THE REQUEST
Below are the records; collect from them each line containing the string "average".

:: DATASET CONTENT

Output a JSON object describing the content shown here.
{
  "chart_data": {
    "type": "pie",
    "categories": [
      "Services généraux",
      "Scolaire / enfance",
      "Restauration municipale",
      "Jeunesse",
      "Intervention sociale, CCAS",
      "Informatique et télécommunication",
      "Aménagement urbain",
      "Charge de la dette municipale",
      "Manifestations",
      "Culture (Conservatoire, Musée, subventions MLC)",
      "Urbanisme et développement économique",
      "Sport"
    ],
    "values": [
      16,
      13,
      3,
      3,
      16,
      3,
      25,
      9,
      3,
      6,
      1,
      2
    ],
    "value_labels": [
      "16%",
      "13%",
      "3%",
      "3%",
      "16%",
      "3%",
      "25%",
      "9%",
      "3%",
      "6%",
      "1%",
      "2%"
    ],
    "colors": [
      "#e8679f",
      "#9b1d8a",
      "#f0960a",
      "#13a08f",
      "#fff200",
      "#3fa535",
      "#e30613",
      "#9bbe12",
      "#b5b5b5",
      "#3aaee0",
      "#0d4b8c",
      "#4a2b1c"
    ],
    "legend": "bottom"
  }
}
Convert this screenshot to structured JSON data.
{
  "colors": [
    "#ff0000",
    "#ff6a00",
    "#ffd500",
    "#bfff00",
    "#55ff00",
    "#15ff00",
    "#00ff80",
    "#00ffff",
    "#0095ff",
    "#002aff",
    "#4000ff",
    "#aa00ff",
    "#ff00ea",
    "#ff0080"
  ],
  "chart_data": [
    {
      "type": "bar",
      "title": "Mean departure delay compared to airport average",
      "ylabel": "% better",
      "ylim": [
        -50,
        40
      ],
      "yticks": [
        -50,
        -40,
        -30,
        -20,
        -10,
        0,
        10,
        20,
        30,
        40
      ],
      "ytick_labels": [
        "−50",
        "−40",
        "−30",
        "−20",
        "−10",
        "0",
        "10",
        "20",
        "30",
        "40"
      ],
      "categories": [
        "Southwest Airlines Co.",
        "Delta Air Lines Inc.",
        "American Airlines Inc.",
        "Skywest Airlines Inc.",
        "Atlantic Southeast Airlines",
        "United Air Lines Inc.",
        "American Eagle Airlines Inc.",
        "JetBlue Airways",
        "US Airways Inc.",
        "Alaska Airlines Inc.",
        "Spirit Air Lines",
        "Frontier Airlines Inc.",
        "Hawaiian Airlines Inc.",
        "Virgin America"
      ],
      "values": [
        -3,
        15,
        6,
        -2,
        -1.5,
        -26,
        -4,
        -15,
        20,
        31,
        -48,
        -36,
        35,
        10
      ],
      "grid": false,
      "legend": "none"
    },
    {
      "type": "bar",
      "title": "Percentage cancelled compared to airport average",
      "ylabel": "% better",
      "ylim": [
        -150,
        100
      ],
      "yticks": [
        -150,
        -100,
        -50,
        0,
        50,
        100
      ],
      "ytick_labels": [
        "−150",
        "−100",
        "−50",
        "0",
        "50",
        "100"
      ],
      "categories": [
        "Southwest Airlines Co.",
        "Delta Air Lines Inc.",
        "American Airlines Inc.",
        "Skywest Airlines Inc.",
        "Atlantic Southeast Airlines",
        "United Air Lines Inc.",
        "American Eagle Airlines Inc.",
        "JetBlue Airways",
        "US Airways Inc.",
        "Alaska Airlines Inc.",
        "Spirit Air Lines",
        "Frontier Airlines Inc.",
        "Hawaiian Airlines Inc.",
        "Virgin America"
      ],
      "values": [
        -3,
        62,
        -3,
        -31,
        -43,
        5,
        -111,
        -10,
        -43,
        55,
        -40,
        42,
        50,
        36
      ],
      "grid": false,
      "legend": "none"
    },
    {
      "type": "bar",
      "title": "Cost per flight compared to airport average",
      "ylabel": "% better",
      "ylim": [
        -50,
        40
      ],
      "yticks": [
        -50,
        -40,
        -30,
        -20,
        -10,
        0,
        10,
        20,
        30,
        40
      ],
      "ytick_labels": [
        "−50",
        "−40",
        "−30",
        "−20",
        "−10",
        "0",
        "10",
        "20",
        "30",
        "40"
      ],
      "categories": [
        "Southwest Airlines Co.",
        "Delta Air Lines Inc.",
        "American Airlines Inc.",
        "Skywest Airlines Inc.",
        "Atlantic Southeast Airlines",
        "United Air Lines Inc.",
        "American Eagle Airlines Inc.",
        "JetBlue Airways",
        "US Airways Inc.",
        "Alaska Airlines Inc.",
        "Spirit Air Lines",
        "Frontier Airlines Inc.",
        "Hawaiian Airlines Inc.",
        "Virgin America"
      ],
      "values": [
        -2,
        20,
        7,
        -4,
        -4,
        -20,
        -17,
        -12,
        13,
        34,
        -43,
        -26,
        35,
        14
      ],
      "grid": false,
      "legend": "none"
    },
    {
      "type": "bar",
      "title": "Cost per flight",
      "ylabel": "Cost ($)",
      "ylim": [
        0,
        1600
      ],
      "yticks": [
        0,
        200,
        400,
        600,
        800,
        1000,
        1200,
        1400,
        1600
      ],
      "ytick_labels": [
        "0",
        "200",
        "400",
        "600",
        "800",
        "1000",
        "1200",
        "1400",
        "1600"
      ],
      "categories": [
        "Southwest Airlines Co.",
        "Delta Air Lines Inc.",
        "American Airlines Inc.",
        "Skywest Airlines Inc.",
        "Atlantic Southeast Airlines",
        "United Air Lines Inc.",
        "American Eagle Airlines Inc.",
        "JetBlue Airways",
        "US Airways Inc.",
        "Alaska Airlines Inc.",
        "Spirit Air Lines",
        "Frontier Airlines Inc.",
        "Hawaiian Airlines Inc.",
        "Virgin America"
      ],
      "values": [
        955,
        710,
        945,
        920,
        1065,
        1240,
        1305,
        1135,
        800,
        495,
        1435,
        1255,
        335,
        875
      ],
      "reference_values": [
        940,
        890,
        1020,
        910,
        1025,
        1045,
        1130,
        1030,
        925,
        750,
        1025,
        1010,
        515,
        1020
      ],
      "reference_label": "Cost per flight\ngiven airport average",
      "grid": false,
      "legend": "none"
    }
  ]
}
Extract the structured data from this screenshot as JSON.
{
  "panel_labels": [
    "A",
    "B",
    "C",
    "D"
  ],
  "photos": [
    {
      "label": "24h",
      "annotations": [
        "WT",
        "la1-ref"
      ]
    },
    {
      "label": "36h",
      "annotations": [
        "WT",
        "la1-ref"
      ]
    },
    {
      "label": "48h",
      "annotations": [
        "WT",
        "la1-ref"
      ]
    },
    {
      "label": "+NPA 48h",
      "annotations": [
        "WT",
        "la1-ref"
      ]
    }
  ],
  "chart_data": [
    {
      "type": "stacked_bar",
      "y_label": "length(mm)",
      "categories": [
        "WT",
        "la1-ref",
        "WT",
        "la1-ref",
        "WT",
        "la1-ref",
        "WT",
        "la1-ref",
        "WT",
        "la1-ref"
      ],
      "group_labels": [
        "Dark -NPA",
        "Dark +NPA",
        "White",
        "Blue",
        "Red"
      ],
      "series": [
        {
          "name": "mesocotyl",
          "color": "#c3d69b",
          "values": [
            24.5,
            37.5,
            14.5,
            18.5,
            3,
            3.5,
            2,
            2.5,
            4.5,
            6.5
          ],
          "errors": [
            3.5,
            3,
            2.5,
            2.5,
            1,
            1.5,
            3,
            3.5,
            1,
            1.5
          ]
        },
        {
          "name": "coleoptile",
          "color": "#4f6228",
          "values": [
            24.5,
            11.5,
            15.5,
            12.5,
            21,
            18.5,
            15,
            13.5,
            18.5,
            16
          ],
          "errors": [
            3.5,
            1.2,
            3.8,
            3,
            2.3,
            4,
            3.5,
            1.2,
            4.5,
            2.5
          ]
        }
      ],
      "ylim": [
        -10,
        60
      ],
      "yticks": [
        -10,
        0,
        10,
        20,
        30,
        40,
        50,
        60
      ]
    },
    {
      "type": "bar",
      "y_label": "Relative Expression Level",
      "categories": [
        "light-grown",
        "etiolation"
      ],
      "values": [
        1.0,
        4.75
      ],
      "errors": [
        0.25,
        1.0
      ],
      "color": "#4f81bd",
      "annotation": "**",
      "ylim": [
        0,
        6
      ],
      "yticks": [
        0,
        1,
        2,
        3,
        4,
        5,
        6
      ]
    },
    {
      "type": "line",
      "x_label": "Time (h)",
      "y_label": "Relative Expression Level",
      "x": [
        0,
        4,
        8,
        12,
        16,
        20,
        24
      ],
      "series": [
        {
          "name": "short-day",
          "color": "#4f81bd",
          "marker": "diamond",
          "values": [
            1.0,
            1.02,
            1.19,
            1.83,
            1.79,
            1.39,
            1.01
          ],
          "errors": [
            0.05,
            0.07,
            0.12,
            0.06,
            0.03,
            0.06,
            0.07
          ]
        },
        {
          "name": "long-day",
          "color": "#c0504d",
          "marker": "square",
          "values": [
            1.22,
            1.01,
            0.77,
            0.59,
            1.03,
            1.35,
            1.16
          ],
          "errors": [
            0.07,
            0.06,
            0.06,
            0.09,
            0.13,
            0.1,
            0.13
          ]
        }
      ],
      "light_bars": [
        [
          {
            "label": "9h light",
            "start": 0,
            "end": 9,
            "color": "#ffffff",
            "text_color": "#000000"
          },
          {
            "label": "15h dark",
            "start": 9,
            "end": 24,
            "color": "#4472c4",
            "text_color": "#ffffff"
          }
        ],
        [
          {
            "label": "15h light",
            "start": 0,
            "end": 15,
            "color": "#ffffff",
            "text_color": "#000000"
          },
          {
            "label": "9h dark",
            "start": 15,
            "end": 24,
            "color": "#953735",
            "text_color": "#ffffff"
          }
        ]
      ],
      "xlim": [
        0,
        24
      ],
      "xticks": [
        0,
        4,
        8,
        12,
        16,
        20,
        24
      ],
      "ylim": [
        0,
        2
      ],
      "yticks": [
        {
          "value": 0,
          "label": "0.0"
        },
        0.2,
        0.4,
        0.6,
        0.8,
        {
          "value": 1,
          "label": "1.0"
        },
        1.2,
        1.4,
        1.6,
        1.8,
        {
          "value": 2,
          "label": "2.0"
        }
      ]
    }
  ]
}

::::

ANSWER BELOW
      "title": "Mean departure delay compared to airport average",
      "title": "Percentage cancelled compared to airport average",
      "title": "Cost per flight compared to airport average",
      "reference_label": "Cost per flight\ngiven airport average",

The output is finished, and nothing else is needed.